▸ **Records to process**:
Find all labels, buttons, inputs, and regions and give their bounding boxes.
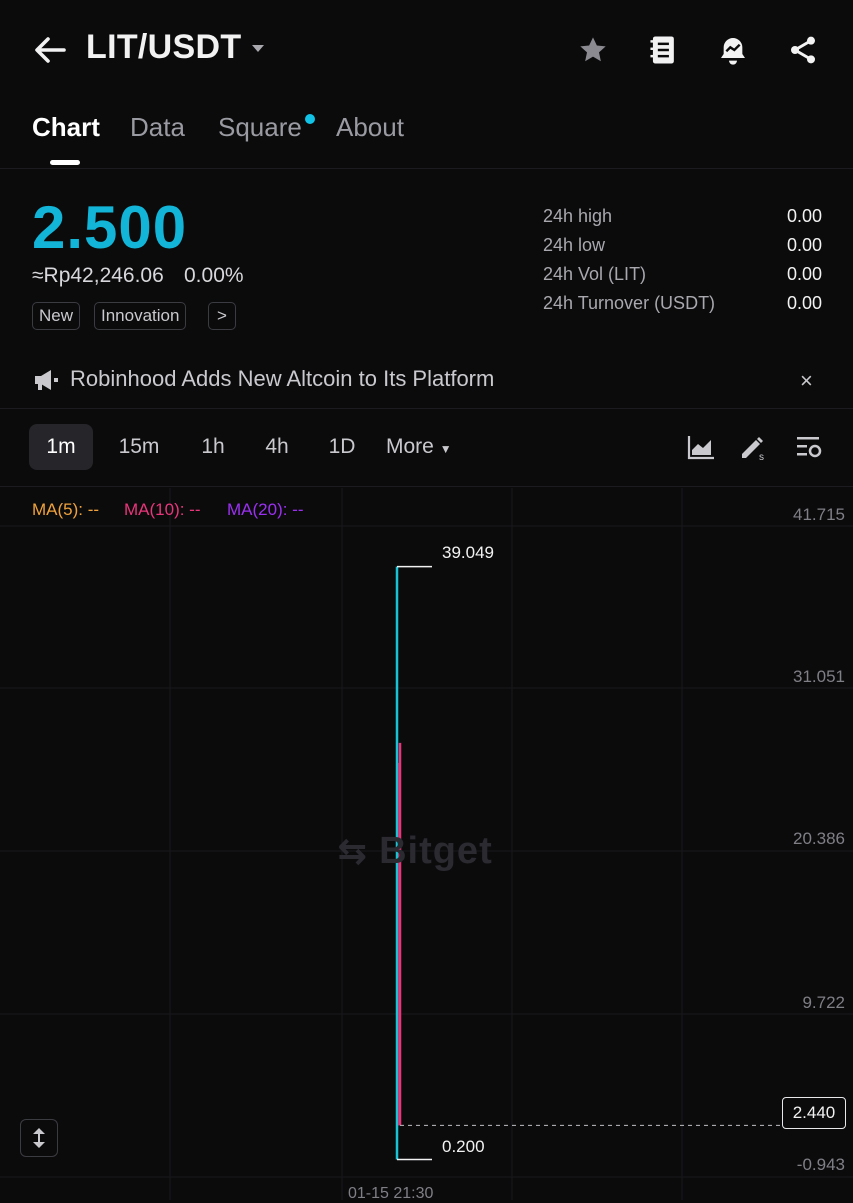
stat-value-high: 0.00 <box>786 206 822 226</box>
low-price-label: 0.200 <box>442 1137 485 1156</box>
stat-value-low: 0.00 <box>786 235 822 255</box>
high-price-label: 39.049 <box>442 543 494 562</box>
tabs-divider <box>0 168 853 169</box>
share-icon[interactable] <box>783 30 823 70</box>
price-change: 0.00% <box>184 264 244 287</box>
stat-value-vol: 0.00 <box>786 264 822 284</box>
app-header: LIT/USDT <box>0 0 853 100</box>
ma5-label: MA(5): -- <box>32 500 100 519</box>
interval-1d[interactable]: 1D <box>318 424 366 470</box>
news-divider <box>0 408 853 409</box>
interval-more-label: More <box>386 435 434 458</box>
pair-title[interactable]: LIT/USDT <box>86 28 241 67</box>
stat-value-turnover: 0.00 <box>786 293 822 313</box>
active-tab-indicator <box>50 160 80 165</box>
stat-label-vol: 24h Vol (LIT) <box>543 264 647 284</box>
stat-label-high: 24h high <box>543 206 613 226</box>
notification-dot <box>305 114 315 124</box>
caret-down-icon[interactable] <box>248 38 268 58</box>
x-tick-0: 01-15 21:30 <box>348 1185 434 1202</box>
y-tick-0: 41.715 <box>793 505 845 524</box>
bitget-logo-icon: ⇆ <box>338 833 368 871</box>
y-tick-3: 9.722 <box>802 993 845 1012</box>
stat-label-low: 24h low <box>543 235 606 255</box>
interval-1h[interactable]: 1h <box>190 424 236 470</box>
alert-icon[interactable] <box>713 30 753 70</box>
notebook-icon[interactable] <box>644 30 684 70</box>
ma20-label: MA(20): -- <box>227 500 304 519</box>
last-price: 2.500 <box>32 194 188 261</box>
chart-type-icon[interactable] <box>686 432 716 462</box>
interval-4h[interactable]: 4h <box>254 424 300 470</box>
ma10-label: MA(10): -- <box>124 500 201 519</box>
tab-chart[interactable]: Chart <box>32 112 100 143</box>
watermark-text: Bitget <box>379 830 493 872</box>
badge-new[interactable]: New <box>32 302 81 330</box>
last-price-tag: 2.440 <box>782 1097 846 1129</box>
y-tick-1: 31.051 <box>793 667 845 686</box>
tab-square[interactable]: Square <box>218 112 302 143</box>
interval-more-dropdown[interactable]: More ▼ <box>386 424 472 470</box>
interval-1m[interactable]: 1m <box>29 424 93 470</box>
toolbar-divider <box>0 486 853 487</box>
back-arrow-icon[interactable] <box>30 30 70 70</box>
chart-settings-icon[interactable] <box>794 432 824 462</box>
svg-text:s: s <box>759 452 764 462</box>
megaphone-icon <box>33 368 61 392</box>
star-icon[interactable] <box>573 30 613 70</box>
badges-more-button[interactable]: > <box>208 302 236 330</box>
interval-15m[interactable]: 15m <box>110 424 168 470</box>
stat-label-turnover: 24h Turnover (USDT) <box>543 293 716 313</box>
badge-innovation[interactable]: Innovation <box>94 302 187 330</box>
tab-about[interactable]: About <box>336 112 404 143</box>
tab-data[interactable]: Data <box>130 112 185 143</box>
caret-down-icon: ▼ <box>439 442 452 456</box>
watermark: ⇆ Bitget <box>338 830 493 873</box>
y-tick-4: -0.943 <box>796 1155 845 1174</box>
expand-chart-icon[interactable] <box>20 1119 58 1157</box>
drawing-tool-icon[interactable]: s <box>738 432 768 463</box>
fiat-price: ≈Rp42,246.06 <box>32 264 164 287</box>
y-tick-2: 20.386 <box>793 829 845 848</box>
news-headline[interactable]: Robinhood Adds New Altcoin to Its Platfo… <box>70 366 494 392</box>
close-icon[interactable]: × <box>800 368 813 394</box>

▸ **Exercise**: Reproduce the listing above with "divider" substituted by "separator" at every occurrence and everything else unchanged. Leave out the picture.

▸ **Solution to this exercise**:
Find all labels, buttons, inputs, and regions and give their bounding boxes.
stat-value-high: 0.00 <box>786 206 822 226</box>
low-price-label: 0.200 <box>442 1137 485 1156</box>
stat-value-low: 0.00 <box>786 235 822 255</box>
high-price-label: 39.049 <box>442 543 494 562</box>
tabs-separator <box>0 168 853 169</box>
share-icon[interactable] <box>783 30 823 70</box>
price-change: 0.00% <box>184 264 244 287</box>
stat-value-vol: 0.00 <box>786 264 822 284</box>
app-header: LIT/USDT <box>0 0 853 100</box>
ma5-label: MA(5): -- <box>32 500 100 519</box>
interval-1d[interactable]: 1D <box>318 424 366 470</box>
news-separator <box>0 408 853 409</box>
interval-more-label: More <box>386 435 434 458</box>
pair-title[interactable]: LIT/USDT <box>86 28 241 67</box>
stat-value-turnover: 0.00 <box>786 293 822 313</box>
active-tab-indicator <box>50 160 80 165</box>
stat-label-vol: 24h Vol (LIT) <box>543 264 647 284</box>
stat-label-high: 24h high <box>543 206 613 226</box>
notification-dot <box>305 114 315 124</box>
caret-down-icon[interactable] <box>248 38 268 58</box>
x-tick-0: 01-15 21:30 <box>348 1185 434 1202</box>
y-tick-0: 41.715 <box>793 505 845 524</box>
bitget-logo-icon: ⇆ <box>338 833 368 871</box>
y-tick-3: 9.722 <box>802 993 845 1012</box>
stat-label-low: 24h low <box>543 235 606 255</box>
interval-1h[interactable]: 1h <box>190 424 236 470</box>
alert-icon[interactable] <box>713 30 753 70</box>
notebook-icon[interactable] <box>644 30 684 70</box>
ma20-label: MA(20): -- <box>227 500 304 519</box>
last-price: 2.500 <box>32 194 188 261</box>
chart-type-icon[interactable] <box>686 432 716 462</box>
interval-4h[interactable]: 4h <box>254 424 300 470</box>
ma10-label: MA(10): -- <box>124 500 201 519</box>
tab-chart[interactable]: Chart <box>32 112 100 143</box>
watermark-text: Bitget <box>379 830 493 872</box>
badge-new[interactable]: New <box>32 302 81 330</box>
last-price-tag: 2.440 <box>782 1097 846 1129</box>
y-tick-1: 31.051 <box>793 667 845 686</box>
tab-square[interactable]: Square <box>218 112 302 143</box>
interval-more-dropdown[interactable]: More ▼ <box>386 424 472 470</box>
interval-1m[interactable]: 1m <box>29 424 93 470</box>
toolbar-separator <box>0 486 853 487</box>
back-arrow-icon[interactable] <box>30 30 70 70</box>
chart-settings-icon[interactable] <box>794 432 824 462</box>
svg-text:s: s <box>759 452 764 462</box>
megaphone-icon <box>33 368 61 392</box>
star-icon[interactable] <box>573 30 613 70</box>
badges-more-button[interactable]: > <box>208 302 236 330</box>
interval-15m[interactable]: 15m <box>110 424 168 470</box>
stat-label-turnover: 24h Turnover (USDT) <box>543 293 716 313</box>
badge-innovation[interactable]: Innovation <box>94 302 187 330</box>
tab-about[interactable]: About <box>336 112 404 143</box>
tab-data[interactable]: Data <box>130 112 185 143</box>
caret-down-icon: ▼ <box>439 442 452 456</box>
watermark: ⇆ Bitget <box>338 830 493 873</box>
y-tick-4: -0.943 <box>796 1155 845 1174</box>
expand-chart-icon[interactable] <box>20 1119 58 1157</box>
drawing-tool-icon[interactable]: s <box>738 432 768 463</box>
fiat-price: ≈Rp42,246.06 <box>32 264 164 287</box>
y-tick-2: 20.386 <box>793 829 845 848</box>
news-headline[interactable]: Robinhood Adds New Altcoin to Its Platfo… <box>70 366 494 392</box>
close-icon[interactable]: × <box>800 368 813 394</box>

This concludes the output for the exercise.